*Stated task:* Check each line of the data for "Received" and select those that have it.

───

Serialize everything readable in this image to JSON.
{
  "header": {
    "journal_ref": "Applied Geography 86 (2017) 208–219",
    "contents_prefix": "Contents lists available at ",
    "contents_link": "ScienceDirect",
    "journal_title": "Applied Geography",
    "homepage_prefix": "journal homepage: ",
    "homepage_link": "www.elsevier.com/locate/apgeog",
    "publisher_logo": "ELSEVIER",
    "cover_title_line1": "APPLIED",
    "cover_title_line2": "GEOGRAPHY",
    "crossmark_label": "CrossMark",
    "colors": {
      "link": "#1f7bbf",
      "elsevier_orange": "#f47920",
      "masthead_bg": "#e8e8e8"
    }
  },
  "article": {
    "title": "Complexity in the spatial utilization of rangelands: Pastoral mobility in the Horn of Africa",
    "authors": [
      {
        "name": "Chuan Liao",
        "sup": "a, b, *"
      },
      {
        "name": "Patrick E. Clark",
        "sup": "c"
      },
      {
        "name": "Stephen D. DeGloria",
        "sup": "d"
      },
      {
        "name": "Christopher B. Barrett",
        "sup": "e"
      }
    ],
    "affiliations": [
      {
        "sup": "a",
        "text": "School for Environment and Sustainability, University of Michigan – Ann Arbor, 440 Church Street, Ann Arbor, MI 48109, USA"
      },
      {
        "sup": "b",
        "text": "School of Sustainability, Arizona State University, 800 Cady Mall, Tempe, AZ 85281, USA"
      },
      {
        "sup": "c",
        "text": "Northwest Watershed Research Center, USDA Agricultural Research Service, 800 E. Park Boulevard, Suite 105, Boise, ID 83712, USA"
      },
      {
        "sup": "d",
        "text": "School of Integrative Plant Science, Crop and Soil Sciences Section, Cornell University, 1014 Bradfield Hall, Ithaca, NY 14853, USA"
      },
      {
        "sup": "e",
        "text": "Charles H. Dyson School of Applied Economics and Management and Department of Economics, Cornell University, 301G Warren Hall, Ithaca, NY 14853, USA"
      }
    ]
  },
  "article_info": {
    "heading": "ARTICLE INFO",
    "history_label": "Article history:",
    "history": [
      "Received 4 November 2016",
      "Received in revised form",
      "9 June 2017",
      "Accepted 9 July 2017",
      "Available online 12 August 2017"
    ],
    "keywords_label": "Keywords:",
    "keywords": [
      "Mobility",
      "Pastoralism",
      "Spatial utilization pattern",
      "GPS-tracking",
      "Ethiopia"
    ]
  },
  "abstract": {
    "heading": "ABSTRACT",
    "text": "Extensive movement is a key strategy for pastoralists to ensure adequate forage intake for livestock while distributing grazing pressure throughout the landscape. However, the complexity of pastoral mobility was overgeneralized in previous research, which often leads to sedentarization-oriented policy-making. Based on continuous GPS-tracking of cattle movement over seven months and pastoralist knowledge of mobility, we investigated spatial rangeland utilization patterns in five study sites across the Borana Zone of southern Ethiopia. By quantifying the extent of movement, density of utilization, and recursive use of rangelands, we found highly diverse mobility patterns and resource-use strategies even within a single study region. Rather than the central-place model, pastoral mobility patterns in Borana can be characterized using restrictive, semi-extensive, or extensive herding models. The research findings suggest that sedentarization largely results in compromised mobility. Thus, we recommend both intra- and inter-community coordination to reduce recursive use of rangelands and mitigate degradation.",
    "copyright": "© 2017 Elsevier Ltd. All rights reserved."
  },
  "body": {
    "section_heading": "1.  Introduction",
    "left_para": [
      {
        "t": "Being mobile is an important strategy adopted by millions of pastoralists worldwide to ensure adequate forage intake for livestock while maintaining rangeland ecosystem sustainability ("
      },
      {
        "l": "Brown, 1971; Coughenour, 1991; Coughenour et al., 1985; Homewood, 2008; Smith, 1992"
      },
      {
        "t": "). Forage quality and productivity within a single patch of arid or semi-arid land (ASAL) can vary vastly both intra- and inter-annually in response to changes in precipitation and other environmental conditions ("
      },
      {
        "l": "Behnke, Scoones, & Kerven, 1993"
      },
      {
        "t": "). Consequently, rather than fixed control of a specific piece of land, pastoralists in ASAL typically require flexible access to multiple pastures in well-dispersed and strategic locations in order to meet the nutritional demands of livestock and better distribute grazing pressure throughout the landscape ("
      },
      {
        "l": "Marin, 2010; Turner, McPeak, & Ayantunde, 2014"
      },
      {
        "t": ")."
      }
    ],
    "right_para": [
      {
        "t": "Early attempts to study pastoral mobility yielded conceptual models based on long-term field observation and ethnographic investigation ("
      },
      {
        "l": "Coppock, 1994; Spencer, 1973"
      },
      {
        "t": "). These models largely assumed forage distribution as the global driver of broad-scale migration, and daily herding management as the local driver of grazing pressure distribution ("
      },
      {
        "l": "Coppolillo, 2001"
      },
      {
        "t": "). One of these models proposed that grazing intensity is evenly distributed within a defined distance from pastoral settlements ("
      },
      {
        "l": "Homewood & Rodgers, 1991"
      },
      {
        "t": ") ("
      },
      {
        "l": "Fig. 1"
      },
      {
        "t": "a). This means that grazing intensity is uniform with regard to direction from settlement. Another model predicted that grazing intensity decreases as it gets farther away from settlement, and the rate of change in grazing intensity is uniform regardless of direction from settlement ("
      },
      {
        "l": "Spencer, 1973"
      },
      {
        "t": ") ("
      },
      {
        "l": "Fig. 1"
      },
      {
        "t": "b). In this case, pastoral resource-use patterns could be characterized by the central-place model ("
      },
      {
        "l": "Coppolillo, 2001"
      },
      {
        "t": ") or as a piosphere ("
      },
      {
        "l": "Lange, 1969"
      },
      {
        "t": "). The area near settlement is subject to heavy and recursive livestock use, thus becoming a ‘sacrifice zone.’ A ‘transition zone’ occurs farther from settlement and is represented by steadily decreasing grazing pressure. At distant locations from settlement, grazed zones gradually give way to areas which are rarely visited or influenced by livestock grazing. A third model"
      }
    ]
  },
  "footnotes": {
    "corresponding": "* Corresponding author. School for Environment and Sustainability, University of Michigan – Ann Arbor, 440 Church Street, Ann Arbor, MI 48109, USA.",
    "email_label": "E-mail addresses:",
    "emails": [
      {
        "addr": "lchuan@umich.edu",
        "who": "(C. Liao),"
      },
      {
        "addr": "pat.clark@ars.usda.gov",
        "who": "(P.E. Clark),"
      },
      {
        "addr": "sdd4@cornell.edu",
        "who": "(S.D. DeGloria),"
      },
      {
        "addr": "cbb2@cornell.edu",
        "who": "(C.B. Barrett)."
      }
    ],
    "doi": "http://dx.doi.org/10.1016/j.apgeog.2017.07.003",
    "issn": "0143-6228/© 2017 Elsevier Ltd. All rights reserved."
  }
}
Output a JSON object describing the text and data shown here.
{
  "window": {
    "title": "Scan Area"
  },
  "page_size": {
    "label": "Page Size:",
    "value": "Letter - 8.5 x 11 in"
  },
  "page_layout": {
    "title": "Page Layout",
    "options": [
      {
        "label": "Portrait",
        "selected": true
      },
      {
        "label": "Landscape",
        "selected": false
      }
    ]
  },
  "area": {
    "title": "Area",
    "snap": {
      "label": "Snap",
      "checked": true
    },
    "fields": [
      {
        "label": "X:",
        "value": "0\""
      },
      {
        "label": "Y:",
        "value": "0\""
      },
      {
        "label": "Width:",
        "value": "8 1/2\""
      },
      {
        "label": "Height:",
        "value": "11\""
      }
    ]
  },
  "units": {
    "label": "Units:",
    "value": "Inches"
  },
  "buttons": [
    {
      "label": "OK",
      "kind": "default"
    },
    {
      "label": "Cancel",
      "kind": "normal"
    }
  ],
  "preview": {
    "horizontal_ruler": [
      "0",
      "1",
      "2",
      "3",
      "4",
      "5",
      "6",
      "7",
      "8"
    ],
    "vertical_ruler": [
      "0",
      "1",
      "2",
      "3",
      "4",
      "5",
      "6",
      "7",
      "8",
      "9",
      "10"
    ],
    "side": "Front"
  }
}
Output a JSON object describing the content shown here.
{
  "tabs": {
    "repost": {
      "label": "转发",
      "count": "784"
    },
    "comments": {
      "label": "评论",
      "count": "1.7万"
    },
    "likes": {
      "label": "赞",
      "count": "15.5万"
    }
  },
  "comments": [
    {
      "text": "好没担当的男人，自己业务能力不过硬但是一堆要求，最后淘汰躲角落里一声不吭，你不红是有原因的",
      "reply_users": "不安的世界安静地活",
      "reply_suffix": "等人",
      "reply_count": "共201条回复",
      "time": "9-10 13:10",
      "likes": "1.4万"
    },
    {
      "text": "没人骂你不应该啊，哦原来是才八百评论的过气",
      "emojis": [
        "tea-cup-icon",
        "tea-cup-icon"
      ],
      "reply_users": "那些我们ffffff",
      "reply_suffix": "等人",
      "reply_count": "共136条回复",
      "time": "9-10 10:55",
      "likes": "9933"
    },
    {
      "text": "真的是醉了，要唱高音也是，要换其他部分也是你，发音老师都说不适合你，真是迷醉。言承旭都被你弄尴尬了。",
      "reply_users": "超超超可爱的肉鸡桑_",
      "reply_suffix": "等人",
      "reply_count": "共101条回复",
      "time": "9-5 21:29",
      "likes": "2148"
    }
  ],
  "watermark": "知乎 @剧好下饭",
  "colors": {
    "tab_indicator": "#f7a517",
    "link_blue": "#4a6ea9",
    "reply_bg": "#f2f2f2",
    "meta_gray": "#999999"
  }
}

───

*Full response:*
      "Received 4 November 2016",
      "Received in revised form",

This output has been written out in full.